▸ Task to carry out
Repeat each line exactly, leaving nothing out.

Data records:
>>>
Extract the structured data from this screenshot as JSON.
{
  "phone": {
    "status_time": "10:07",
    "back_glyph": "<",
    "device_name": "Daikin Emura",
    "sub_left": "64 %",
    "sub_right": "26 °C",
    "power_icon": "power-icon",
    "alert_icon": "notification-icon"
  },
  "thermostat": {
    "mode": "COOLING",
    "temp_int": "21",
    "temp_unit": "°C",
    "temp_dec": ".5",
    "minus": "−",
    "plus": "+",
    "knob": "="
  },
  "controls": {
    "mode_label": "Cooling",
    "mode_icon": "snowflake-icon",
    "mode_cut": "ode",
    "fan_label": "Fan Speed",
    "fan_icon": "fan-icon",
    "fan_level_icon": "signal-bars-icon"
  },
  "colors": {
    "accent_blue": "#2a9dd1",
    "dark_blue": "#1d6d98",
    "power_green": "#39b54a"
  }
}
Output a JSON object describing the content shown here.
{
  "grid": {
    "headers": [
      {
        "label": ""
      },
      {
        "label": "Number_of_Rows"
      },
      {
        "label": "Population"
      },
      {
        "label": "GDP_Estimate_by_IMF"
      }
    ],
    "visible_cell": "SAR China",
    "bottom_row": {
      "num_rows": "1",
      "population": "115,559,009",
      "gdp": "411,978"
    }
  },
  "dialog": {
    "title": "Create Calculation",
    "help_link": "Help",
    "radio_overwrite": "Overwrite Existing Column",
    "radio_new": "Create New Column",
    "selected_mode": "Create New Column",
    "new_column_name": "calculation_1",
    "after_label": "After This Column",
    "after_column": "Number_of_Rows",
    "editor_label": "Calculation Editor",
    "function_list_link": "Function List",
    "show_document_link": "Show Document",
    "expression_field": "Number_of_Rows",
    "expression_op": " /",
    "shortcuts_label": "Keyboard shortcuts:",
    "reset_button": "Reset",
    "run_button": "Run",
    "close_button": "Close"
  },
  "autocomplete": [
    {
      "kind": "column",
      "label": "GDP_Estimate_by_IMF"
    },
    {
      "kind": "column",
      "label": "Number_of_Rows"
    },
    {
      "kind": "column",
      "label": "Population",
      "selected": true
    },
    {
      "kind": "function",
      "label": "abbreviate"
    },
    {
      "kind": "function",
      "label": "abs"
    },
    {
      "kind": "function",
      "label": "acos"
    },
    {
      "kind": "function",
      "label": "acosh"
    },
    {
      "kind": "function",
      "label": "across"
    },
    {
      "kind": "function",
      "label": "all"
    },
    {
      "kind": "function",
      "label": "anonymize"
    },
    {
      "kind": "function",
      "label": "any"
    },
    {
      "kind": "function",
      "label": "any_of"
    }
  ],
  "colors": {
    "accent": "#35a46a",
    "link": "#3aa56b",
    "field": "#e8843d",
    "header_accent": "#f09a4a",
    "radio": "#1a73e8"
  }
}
<<<
▸ Solution to this task
Extract the structured data from this screenshot as JSON.
{
  "phone": {
    "status_time": "10:07",
    "back_glyph": "<",
    "device_name": "Daikin Emura",
    "sub_left": "64 %",
    "sub_right": "26 °C",
    "power_icon": "power-icon",
    "alert_icon": "notification-icon"
  },
  "thermostat": {
    "mode": "COOLING",
    "temp_int": "21",
    "temp_unit": "°C",
    "temp_dec": ".5",
    "minus": "−",
    "plus": "+",
    "knob": "="
  },
  "controls": {
    "mode_label": "Cooling",
    "mode_icon": "snowflake-icon",
    "mode_cut": "ode",
    "fan_label": "Fan Speed",
    "fan_icon": "fan-icon",
    "fan_level_icon": "signal-bars-icon"
  },
  "colors": {
    "accent_blue": "#2a9dd1",
    "dark_blue": "#1d6d98",
    "power_green": "#39b54a"
  }
}
Output a JSON object describing the content shown here.
{
  "grid": {
    "headers": [
      {
        "label": ""
      },
      {
        "label": "Number_of_Rows"
      },
      {
        "label": "Population"
      },
      {
        "label": "GDP_Estimate_by_IMF"
      }
    ],
    "visible_cell": "SAR China",
    "bottom_row": {
      "num_rows": "1",
      "population": "115,559,009",
      "gdp": "411,978"
    }
  },
  "dialog": {
    "title": "Create Calculation",
    "help_link": "Help",
    "radio_overwrite": "Overwrite Existing Column",
    "radio_new": "Create New Column",
    "selected_mode": "Create New Column",
    "new_column_name": "calculation_1",
    "after_label": "After This Column",
    "after_column": "Number_of_Rows",
    "editor_label": "Calculation Editor",
    "function_list_link": "Function List",
    "show_document_link": "Show Document",
    "expression_field": "Number_of_Rows",
    "expression_op": " /",
    "shortcuts_label": "Keyboard shortcuts:",
    "reset_button": "Reset",
    "run_button": "Run",
    "close_button": "Close"
  },
  "autocomplete": [
    {
      "kind": "column",
      "label": "GDP_Estimate_by_IMF"
    },
    {
      "kind": "column",
      "label": "Number_of_Rows"
    },
    {
      "kind": "column",
      "label": "Population",
      "selected": true
    },
    {
      "kind": "function",
      "label": "abbreviate"
    },
    {
      "kind": "function",
      "label": "abs"
    },
    {
      "kind": "function",
      "label": "acos"
    },
    {
      "kind": "function",
      "label": "acosh"
    },
    {
      "kind": "function",
      "label": "across"
    },
    {
      "kind": "function",
      "label": "all"
    },
    {
      "kind": "function",
      "label": "anonymize"
    },
    {
      "kind": "function",
      "label": "any"
    },
    {
      "kind": "function",
      "label": "any_of"
    }
  ],
  "colors": {
    "accent": "#35a46a",
    "link": "#3aa56b",
    "field": "#e8843d",
    "header_accent": "#f09a4a",
    "radio": "#1a73e8"
  }
}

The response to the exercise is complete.